> _Instruction 1_
Copy out word for word the rows from the line with "- Circle shape: [410, 61, 426, 77]" to the line with "- Text: H: H: [420, 134, 431, 148]", including both of those lines.

> _Passage to read_
--------
Who would have thought buying houses and going overseas could be so hard?

Tuesday, April 19, 2005

URGENT update

April 19th, 2005

Well, no actually there is nothing urgent about this post at all. In fact precisely nothing has happened since last post other than we have signed a contract and are sorting out bank stuff. And occasionally I am able to go to work and do work type stuff. Settlement is on June 17th. That's a Friday. That's the weekend we find out who our real friends are (moving house).

There's so many forms to fill out. Who would have thought buying a house could be so complicated?

Now, for those of you complaining that I haven't used this blog effeectively, namely not posting some of their own baby photos (no names..you know who you are Fil) I am convinced that you haven't sent me any. If you have, then I apologise, our gazillions of friends always have babies at the same time so all the photos look a little seamless after a while, and I forget whose is whose. All the babies look like Winston Churchill.

Oh yeah, and don't knock the blog. This literary masterpiece goes out to a massive audience (3 at last count) and provides a viable media alternative to Murdoch, Packer or those socialist-owned political broadcasters (the ABC). You'll keep reading it. Make it your homepage. Come on, you know you want to.

Bye for now.

Monday, April 11, 2005

New House Update


This is the house it appears we are buying. The contract will include having lights and power installed in the garage, and the white 1986 Mitsubishi Magna in the driveway. Phwoar!!

Crazy? Financially insane? We think so...
Tuesday April 12th 2005

Okay, for a start I don't know why the post date on this blog shows a day early, just ignore it.
We are buying a house. Although the contract is not yet written I have already begun asking, what...are we nuts?? We already have one!! What have I done?? Can we afford it?? What's the point if we move back to Adelaide in three years or so? WIll the resale value cover the exorbitant, criminal, convict-born Victorian Government stamp duty?? These are all good questions, really. And I'm sure there are legitimate answers for all of them. But I have no intention of answering them because I am quite happy being dillusional. And besides, there's this little voice inside my head repeating, over and over again...

kill them...kill them all..

no wait, not that one...this one

it's got FIVE BEDROOMS!! (whispering now)..and yours is up the other end of the house to the kids'. Just think of the solitude...mmm...solitude

Plus it means that we can paint stuff and hang pictures on the wall. Heck, we can knock the darn things down if we flippin' well want to!! Yep, I'd gladly double my weekly cost of living expenses just to be able to drill a small hole and hang one of my yet-to-be- (or probably never will be) completed masterpieces.

This place even has a storage shed out the back. It looks reasonably weather proof with a concrete floor and lights and power. That means I can set up my oversized, impractical easel (that I built myself from broken bits of pallets and warehouse leftovers) and have a kind of studio. Ripper. Now I'm setting myself up for even more failure!!

And, to top it all of, having our own place means we can do little renovation or improvement projects on the weekends, instead of sitting around watching telly. Wait a sec...

What...are we nuts?? What have I done?? Can we afford it?? etc...

Sunday, April 10, 2005

House buying and Toy Dimensions


Something our town is very close to, yesterday


Monday April 11th 2005


So, this week we put in an offer for the house we're keen on. The agent didn't put it in writing. So I went to the first of two rather desperate open inspections they hurriedly put on the weekend (9th and 10th April), and got upset. The agent rather patronisingly said "Oh we do things differently here to South Australia, we don't put anything in writing until the price is agreed upon". After I explained that this was because Victorian agents are more shifty and/or lazy, I then gleefully pointed out that in the half an hour we were standing at the open arguing about it, absolutely nobody else had been through to look at the house. Then the agent tried to tell me all this stuff to make me think the house was worth the asking price, blah blahdey blah. So I left him there in his solitude. They rung me only an hour later to say that the owners were willing to come down.
--------
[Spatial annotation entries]
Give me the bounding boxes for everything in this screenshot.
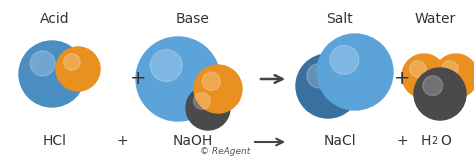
- Circle shape: [410, 61, 426, 77]
- Text: NaOH: NaOH: [173, 134, 213, 148]
- Circle shape: [317, 34, 393, 110]
- Circle shape: [441, 61, 458, 77]
- Text: +: +: [394, 70, 410, 89]
- Circle shape: [193, 93, 210, 109]
- Text: H: H: [420, 134, 431, 148]
- Text: +: +: [396, 134, 408, 148]
- Text: +: +: [130, 70, 146, 89]
- Circle shape: [307, 64, 331, 88]
- Text: Base: Base: [176, 12, 210, 26]
- Circle shape: [423, 76, 443, 96]
- Text: +: +: [116, 134, 128, 148]
- Text: Salt: Salt: [327, 12, 354, 26]
- Circle shape: [414, 68, 466, 120]
- Circle shape: [30, 51, 55, 76]
- Text: O: O: [440, 134, 451, 148]
- Text: © ReAgent: © ReAgent: [200, 147, 250, 156]
- Circle shape: [64, 54, 80, 70]
- Circle shape: [19, 41, 85, 107]
- Circle shape: [150, 50, 182, 82]
- Circle shape: [434, 54, 474, 98]
- Text: NaCl: NaCl: [324, 134, 356, 148]
- Circle shape: [296, 54, 360, 118]
- Circle shape: [136, 37, 220, 121]
- Circle shape: [402, 54, 446, 98]
- Circle shape: [330, 45, 359, 74]
- Text: Water: Water: [414, 12, 456, 26]
- Text: 2: 2: [431, 136, 437, 146]
- Circle shape: [202, 72, 220, 90]
- Circle shape: [186, 86, 230, 130]
- Circle shape: [56, 47, 100, 91]
- Text: HCl: HCl: [43, 134, 67, 148]
- Circle shape: [194, 65, 242, 113]
- Text: Acid: Acid: [40, 12, 70, 26]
--------
> _Instruction 2_
Answer these questions from the house-buying blog posts:
(a) On what date is settlement?
(b) How many bedrooms does the house being bought have?
(c) Which car will the contract include?

> _Full solution 1_
- Circle shape: [410, 61, 426, 77]
- Text: NaOH: NaOH: [173, 134, 213, 148]
- Circle shape: [317, 34, 393, 110]
- Circle shape: [441, 61, 458, 77]
- Text: +: +: [394, 70, 410, 89]
- Circle shape: [193, 93, 210, 109]
- Text: H: H: [420, 134, 431, 148]

> _Full solution 2_
(a) June 17th, a Friday.
(b) Five.
(c) The white 1986 Mitsubishi Magna in the driveway.